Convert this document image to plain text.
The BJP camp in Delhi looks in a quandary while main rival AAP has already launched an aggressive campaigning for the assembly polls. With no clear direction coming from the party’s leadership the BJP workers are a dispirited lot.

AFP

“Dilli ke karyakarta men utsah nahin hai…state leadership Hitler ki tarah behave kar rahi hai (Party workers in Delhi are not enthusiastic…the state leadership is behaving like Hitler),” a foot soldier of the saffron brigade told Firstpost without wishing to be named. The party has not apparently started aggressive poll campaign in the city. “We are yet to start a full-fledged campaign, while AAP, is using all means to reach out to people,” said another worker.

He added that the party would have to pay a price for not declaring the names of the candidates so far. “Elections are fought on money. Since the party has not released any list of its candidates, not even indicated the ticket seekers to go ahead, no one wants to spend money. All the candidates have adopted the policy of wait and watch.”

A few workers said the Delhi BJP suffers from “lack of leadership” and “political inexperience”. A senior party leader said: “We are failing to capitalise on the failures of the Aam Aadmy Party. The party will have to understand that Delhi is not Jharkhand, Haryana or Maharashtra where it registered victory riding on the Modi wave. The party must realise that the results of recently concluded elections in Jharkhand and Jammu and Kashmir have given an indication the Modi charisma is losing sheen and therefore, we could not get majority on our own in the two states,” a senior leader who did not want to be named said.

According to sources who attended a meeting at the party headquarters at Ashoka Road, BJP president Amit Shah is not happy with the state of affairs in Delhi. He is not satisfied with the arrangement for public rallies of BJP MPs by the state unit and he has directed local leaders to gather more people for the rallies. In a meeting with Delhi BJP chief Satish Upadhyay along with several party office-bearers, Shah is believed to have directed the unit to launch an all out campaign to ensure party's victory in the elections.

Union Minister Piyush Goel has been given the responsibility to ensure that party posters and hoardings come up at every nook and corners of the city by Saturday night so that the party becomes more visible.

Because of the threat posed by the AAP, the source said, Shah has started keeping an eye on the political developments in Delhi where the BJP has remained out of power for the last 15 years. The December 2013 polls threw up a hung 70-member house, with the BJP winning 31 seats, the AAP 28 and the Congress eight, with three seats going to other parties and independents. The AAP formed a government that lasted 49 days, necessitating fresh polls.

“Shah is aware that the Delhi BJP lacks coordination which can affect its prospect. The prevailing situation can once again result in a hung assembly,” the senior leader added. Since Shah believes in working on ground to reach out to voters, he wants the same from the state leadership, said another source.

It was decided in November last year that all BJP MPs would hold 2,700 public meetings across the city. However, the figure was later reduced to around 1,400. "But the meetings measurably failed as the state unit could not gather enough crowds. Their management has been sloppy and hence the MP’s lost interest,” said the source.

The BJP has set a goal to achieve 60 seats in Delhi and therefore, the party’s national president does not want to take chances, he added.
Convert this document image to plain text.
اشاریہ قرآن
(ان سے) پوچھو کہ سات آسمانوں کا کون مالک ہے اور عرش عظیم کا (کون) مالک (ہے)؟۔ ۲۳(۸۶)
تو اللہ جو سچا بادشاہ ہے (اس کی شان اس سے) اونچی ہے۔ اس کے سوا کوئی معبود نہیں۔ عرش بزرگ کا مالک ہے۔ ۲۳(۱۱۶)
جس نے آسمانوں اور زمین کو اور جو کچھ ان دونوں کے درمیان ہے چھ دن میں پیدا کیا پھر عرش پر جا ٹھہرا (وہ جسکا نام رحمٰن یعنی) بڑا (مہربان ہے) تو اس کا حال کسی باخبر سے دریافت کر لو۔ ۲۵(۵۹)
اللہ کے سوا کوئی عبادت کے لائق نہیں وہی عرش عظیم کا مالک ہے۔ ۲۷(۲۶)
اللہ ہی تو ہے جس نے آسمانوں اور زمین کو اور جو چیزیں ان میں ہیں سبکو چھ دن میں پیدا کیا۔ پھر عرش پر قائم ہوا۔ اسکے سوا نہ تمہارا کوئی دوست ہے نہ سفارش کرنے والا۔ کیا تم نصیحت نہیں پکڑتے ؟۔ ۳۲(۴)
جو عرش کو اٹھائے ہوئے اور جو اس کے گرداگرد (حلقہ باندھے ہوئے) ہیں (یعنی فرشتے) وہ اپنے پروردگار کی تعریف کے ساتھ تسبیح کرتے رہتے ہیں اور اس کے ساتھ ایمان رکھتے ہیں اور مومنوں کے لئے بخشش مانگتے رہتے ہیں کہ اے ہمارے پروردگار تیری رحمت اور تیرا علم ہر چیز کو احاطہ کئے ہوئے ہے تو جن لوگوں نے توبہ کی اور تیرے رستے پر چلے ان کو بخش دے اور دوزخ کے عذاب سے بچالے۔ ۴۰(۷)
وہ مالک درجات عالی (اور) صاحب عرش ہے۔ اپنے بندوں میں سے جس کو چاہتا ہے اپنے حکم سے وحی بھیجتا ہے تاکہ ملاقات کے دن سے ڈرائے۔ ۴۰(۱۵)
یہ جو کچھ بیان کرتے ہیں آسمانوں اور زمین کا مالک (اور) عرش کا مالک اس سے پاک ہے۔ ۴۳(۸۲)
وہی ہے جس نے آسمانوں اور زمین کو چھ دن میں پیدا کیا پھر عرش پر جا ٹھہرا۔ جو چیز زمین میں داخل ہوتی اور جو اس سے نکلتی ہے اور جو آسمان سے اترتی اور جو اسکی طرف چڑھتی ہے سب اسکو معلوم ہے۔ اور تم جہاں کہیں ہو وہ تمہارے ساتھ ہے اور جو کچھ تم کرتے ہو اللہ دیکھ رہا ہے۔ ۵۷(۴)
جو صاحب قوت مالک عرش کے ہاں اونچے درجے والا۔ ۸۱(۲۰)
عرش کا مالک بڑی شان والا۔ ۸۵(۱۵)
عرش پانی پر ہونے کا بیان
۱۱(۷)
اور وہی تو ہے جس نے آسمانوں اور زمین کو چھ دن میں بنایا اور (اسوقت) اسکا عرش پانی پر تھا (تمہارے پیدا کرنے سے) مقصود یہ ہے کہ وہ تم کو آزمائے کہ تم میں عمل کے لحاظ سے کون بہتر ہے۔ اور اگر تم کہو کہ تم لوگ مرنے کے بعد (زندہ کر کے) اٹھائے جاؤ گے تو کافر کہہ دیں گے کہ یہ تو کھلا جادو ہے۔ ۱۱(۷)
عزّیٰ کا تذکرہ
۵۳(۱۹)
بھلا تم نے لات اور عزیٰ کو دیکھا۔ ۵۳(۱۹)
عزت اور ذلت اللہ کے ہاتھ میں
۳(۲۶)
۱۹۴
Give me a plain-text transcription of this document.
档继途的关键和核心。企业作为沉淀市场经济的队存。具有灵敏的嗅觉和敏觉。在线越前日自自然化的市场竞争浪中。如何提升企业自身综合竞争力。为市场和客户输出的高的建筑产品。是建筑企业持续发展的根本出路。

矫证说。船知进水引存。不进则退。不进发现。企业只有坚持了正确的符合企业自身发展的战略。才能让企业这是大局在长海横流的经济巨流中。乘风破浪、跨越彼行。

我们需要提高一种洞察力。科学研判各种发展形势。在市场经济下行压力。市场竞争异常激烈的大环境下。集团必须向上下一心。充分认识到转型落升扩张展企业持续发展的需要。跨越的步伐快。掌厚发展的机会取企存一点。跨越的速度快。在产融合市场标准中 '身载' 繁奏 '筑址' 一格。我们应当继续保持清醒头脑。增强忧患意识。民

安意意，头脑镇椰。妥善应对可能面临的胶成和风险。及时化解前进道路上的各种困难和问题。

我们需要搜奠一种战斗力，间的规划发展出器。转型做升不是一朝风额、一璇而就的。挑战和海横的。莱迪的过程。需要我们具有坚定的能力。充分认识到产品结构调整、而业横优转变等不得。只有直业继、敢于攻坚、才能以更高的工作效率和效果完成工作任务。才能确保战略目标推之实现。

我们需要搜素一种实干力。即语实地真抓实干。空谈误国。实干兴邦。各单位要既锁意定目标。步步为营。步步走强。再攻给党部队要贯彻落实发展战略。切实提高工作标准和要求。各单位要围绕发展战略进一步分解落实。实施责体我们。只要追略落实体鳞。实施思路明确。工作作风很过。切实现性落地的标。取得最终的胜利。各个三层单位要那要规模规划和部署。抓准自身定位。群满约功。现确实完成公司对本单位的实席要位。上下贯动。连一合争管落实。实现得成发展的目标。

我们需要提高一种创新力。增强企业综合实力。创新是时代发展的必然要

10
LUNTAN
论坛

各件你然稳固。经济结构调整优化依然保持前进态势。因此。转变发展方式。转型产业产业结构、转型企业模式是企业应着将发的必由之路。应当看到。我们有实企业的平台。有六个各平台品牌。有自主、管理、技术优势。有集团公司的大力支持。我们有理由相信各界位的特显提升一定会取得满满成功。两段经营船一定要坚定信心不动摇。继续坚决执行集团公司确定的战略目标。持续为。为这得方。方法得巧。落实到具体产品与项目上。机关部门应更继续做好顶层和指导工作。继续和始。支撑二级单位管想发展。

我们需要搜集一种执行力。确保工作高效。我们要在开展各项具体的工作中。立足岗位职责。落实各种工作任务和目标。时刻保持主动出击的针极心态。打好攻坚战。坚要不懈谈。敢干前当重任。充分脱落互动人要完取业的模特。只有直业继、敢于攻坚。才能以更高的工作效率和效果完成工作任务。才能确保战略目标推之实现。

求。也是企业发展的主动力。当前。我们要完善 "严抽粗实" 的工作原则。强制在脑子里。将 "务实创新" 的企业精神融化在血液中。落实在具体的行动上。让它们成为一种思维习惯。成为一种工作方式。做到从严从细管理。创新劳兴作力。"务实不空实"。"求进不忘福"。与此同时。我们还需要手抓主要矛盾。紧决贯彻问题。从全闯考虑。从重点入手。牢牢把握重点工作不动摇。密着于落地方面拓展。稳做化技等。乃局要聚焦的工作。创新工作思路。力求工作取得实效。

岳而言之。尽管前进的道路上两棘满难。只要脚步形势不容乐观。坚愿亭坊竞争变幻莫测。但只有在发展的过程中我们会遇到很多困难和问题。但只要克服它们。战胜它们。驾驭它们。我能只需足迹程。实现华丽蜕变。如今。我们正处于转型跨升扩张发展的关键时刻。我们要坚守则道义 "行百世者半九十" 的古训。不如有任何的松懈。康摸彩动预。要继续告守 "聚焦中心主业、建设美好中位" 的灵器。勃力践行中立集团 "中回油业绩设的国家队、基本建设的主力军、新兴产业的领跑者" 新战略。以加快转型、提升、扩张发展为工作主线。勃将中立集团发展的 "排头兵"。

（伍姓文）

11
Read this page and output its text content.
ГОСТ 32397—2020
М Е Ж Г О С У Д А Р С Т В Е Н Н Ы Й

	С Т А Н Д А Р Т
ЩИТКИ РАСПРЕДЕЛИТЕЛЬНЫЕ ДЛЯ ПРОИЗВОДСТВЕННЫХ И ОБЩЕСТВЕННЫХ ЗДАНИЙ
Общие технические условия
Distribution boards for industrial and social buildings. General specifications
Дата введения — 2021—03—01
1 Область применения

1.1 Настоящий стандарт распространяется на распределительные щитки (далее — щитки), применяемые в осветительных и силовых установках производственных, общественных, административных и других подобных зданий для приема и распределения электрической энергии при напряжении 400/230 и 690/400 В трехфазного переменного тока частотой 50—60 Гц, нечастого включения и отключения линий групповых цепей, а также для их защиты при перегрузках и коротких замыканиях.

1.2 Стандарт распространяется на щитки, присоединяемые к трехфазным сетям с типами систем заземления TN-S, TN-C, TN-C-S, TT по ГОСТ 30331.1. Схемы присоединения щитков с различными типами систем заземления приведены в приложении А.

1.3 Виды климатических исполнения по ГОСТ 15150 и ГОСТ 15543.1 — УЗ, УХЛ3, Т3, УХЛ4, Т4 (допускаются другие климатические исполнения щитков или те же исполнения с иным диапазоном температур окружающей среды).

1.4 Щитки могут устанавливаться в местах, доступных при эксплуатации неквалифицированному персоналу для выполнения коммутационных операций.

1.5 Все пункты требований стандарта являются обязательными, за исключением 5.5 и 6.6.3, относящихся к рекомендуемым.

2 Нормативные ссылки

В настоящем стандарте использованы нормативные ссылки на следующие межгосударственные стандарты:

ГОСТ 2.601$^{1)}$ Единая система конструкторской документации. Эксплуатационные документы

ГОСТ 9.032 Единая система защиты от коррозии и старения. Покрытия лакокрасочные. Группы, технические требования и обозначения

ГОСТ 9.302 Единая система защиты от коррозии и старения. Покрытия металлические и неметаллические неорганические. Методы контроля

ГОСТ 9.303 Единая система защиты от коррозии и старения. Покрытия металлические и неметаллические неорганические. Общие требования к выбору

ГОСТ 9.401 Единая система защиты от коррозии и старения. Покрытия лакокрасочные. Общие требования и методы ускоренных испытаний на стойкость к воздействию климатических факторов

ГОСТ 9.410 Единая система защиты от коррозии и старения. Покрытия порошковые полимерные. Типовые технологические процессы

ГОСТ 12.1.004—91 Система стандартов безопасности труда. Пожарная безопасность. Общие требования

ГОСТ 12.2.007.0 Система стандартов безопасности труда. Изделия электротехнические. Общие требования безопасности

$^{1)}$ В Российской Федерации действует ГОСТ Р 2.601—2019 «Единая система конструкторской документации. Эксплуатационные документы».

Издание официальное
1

------------------------------------------------

§ **What is required**
Identify each line holding the string "распространяется", and copy it out.

§ **Exercise output**
1.1 Настоящий стандарт распространяется на распределительные щитки (далее — щитки), применяемые в осветительных и силовых установках производственных, общественных, административных и других подобных зданий для приема и распределения электрической энергии при напряжении 400/230 и 690/400 В трехфазного переменного тока частотой 50—60 Гц, нечастого включения и отключения линий групповых цепей, а также для их защиты при перегрузках и коротких замыканиях.
1.2 Стандарт распространяется на щитки, присоединяемые к трехфазным сетям с типами систем заземления TN-S, TN-C, TN-C-S, TT по ГОСТ 30331.1. Схемы присоединения щитков с различными типами систем заземления приведены в приложении А.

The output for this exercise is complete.